### Exercise instructions
Go through the listing below and gather every line with the word "Matched".

(Chart and figure data)
— Begin —
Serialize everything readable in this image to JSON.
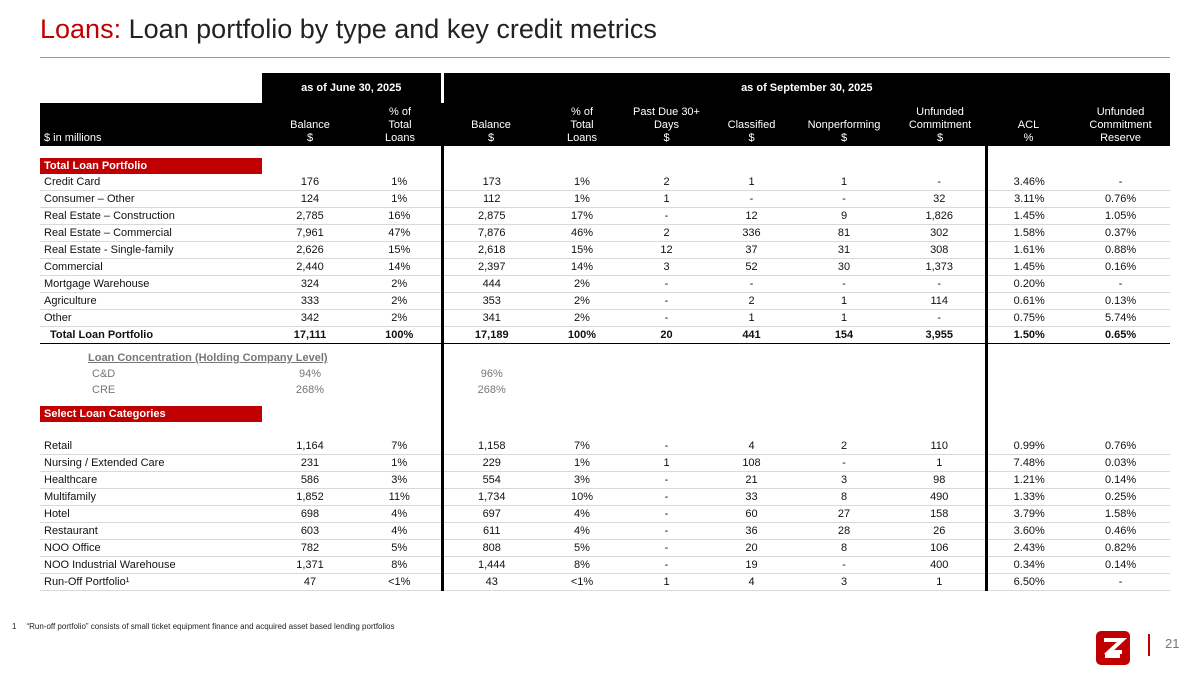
{
  "header": {
    "title_prefix": "Loans:",
    "title": "Loan portfolio by type and key credit metrics"
  },
  "table": {
    "group_headers": [
      "as of June 30, 2025",
      "as of September 30, 2025"
    ],
    "unit_label": "$ in millions",
    "columns": [
      "Balance\n$",
      "% of\nTotal\nLoans",
      "Balance\n$",
      "% of\nTotal\nLoans",
      "Past Due 30+\nDays\n$",
      "Classified\n$",
      "Nonperforming\n$",
      "Unfunded\nCommitment\n$",
      "ACL\n%",
      "Unfunded\nCommitment\nReserve"
    ],
    "sections": [
      {
        "title": "Total Loan Portfolio",
        "rows": [
          [
            "Credit Card",
            "176",
            "1%",
            "173",
            "1%",
            "2",
            "1",
            "1",
            "-",
            "3.46%",
            "-"
          ],
          [
            "Consumer – Other",
            "124",
            "1%",
            "112",
            "1%",
            "1",
            "-",
            "-",
            "32",
            "3.11%",
            "0.76%"
          ],
          [
            "Real Estate – Construction",
            "2,785",
            "16%",
            "2,875",
            "17%",
            "-",
            "12",
            "9",
            "1,826",
            "1.45%",
            "1.05%"
          ],
          [
            "Real Estate – Commercial",
            "7,961",
            "47%",
            "7,876",
            "46%",
            "2",
            "336",
            "81",
            "302",
            "1.58%",
            "0.37%"
          ],
          [
            "Real Estate - Single-family",
            "2,626",
            "15%",
            "2,618",
            "15%",
            "12",
            "37",
            "31",
            "308",
            "1.61%",
            "0.88%"
          ],
          [
            "Commercial",
            "2,440",
            "14%",
            "2,397",
            "14%",
            "3",
            "52",
            "30",
            "1,373",
            "1.45%",
            "0.16%"
          ],
          [
            "Mortgage Warehouse",
            "324",
            "2%",
            "444",
            "2%",
            "-",
            "-",
            "-",
            "-",
            "0.20%",
            "-"
          ],
          [
            "Agriculture",
            "333",
            "2%",
            "353",
            "2%",
            "-",
            "2",
            "1",
            "114",
            "0.61%",
            "0.13%"
          ],
          [
            "Other",
            "342",
            "2%",
            "341",
            "2%",
            "-",
            "1",
            "1",
            "-",
            "0.75%",
            "5.74%"
          ]
        ],
        "total": [
          "Total Loan Portfolio",
          "17,111",
          "100%",
          "17,189",
          "100%",
          "20",
          "441",
          "154",
          "3,955",
          "1.50%",
          "0.65%"
        ]
      },
      {
        "title": "Select Loan Categories",
        "rows": [
          [
            "Retail",
            "1,164",
            "7%",
            "1,158",
            "7%",
            "-",
            "4",
            "2",
            "110",
            "0.99%",
            "0.76%"
          ],
          [
            "Nursing / Extended Care",
            "231",
            "1%",
            "229",
            "1%",
            "1",
            "108",
            "-",
            "1",
            "7.48%",
            "0.03%"
          ],
          [
            "Healthcare",
            "586",
            "3%",
            "554",
            "3%",
            "-",
            "21",
            "3",
            "98",
            "1.21%",
            "0.14%"
          ],
          [
            "Multifamily",
            "1,852",
            "11%",
            "1,734",
            "10%",
            "-",
            "33",
            "8",
            "490",
            "1.33%",
            "0.25%"
          ],
          [
            "Hotel",
            "698",
            "4%",
            "697",
            "4%",
            "-",
            "60",
            "27",
            "158",
            "3.79%",
            "1.58%"
          ],
          [
            "Restaurant",
            "603",
            "4%",
            "611",
            "4%",
            "-",
            "36",
            "28",
            "26",
            "3.60%",
            "0.46%"
          ],
          [
            "NOO Office",
            "782",
            "5%",
            "808",
            "5%",
            "-",
            "20",
            "8",
            "106",
            "2.43%",
            "0.82%"
          ],
          [
            "NOO Industrial Warehouse",
            "1,371",
            "8%",
            "1,444",
            "8%",
            "-",
            "19",
            "-",
            "400",
            "0.34%",
            "0.14%"
          ],
          [
            "Run-Off Portfolio¹",
            "47",
            "<1%",
            "43",
            "<1%",
            "1",
            "4",
            "3",
            "1",
            "6.50%",
            "-"
          ]
        ]
      }
    ],
    "concentration": {
      "title": "Loan Concentration (Holding Company Level)",
      "rows": [
        [
          "C&D",
          "94%",
          "96%"
        ],
        [
          "CRE",
          "268%",
          "268%"
        ]
      ]
    }
  },
  "footnote": {
    "marker": "1",
    "text": "“Run-off portfolio” consists of small ticket equipment finance and acquired asset based lending portfolios"
  },
  "page_number": "21"
}
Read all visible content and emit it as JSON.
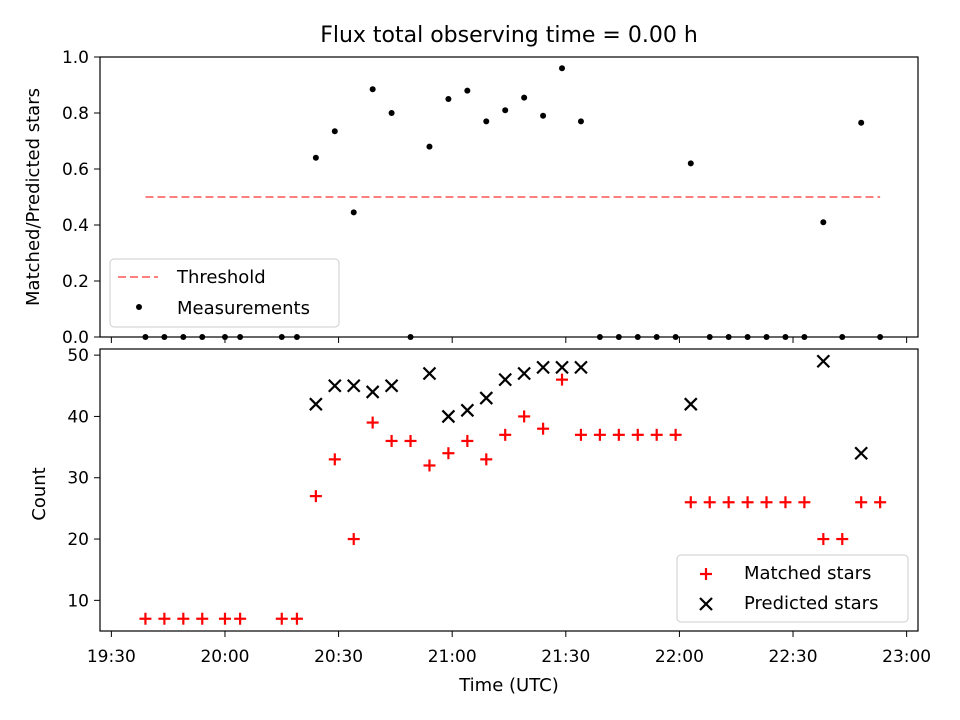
{
  "chart_data": [
    {
      "type": "scatter",
      "title": "Flux total observing time = 0.00 h",
      "xlabel": "",
      "ylabel": "Matched/Predicted stars",
      "xlim": [
        "19:27",
        "23:03"
      ],
      "ylim": [
        0,
        1
      ],
      "yticks": [
        "0.0",
        "0.2",
        "0.4",
        "0.6",
        "0.8",
        "1.0"
      ],
      "xticks": [
        "19:30",
        "20:00",
        "20:30",
        "21:00",
        "21:30",
        "22:00",
        "22:30",
        "23:00"
      ],
      "xtick_labels_shown": false,
      "grid": false,
      "legend_position": "lower-left",
      "series": [
        {
          "name": "Threshold",
          "style": "dashed-line",
          "color": "#ff7f7f",
          "x": [
            "19:39",
            "22:53"
          ],
          "y": [
            0.5,
            0.5
          ]
        },
        {
          "name": "Measurements",
          "style": "dot",
          "color": "#000000",
          "x": [
            "19:39",
            "19:44",
            "19:49",
            "19:54",
            "20:00",
            "20:04",
            "20:15",
            "20:19",
            "20:24",
            "20:29",
            "20:34",
            "20:39",
            "20:44",
            "20:49",
            "20:54",
            "20:59",
            "21:04",
            "21:09",
            "21:14",
            "21:19",
            "21:24",
            "21:29",
            "21:34",
            "21:39",
            "21:44",
            "21:49",
            "21:54",
            "21:59",
            "22:03",
            "22:08",
            "22:13",
            "22:18",
            "22:23",
            "22:28",
            "22:33",
            "22:38",
            "22:43",
            "22:48",
            "22:53"
          ],
          "y": [
            0,
            0,
            0,
            0,
            0,
            0,
            0,
            0,
            0.64,
            0.735,
            0.445,
            0.885,
            0.8,
            0,
            0.68,
            0.85,
            0.88,
            0.77,
            0.81,
            0.855,
            0.79,
            0.96,
            0.77,
            0,
            0,
            0,
            0,
            0,
            0.62,
            0,
            0,
            0,
            0,
            0,
            0,
            0.41,
            0,
            0.765,
            0
          ]
        }
      ]
    },
    {
      "type": "scatter",
      "title": "",
      "xlabel": "Time (UTC)",
      "ylabel": "Count",
      "xlim": [
        "19:27",
        "23:03"
      ],
      "ylim": [
        5,
        51
      ],
      "yticks": [
        "10",
        "20",
        "30",
        "40",
        "50"
      ],
      "xticks": [
        "19:30",
        "20:00",
        "20:30",
        "21:00",
        "21:30",
        "22:00",
        "22:30",
        "23:00"
      ],
      "grid": false,
      "legend_position": "lower-right",
      "series": [
        {
          "name": "Matched stars",
          "marker": "plus",
          "color": "#ff0000",
          "x": [
            "19:39",
            "19:44",
            "19:49",
            "19:54",
            "20:00",
            "20:04",
            "20:15",
            "20:19",
            "20:24",
            "20:29",
            "20:34",
            "20:39",
            "20:44",
            "20:49",
            "20:54",
            "20:59",
            "21:04",
            "21:09",
            "21:14",
            "21:19",
            "21:24",
            "21:29",
            "21:34",
            "21:39",
            "21:44",
            "21:49",
            "21:54",
            "21:59",
            "22:03",
            "22:08",
            "22:13",
            "22:18",
            "22:23",
            "22:28",
            "22:33",
            "22:38",
            "22:43",
            "22:48",
            "22:53"
          ],
          "y": [
            7,
            7,
            7,
            7,
            7,
            7,
            7,
            7,
            27,
            33,
            20,
            39,
            36,
            36,
            32,
            34,
            36,
            33,
            37,
            40,
            38,
            46,
            37,
            37,
            37,
            37,
            37,
            37,
            26,
            26,
            26,
            26,
            26,
            26,
            26,
            20,
            20,
            26,
            26
          ]
        },
        {
          "name": "Predicted stars",
          "marker": "x",
          "color": "#000000",
          "x": [
            "20:24",
            "20:29",
            "20:34",
            "20:39",
            "20:44",
            "20:54",
            "20:59",
            "21:04",
            "21:09",
            "21:14",
            "21:19",
            "21:24",
            "21:29",
            "21:34",
            "22:03",
            "22:38",
            "22:48"
          ],
          "y": [
            42,
            45,
            45,
            44,
            45,
            47,
            40,
            41,
            43,
            46,
            47,
            48,
            48,
            48,
            42,
            49,
            34
          ]
        }
      ]
    }
  ]
}
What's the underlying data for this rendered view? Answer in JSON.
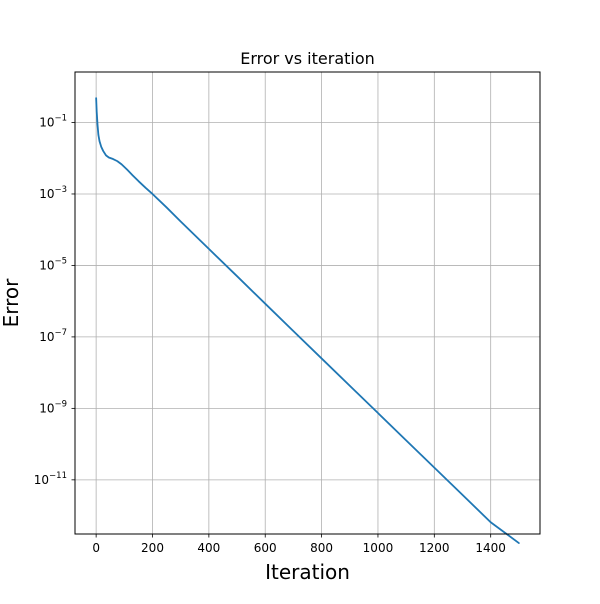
— End —
### Written solution
      "ylabel": "Matched/Predicted stars",
          "name": "Matched stars",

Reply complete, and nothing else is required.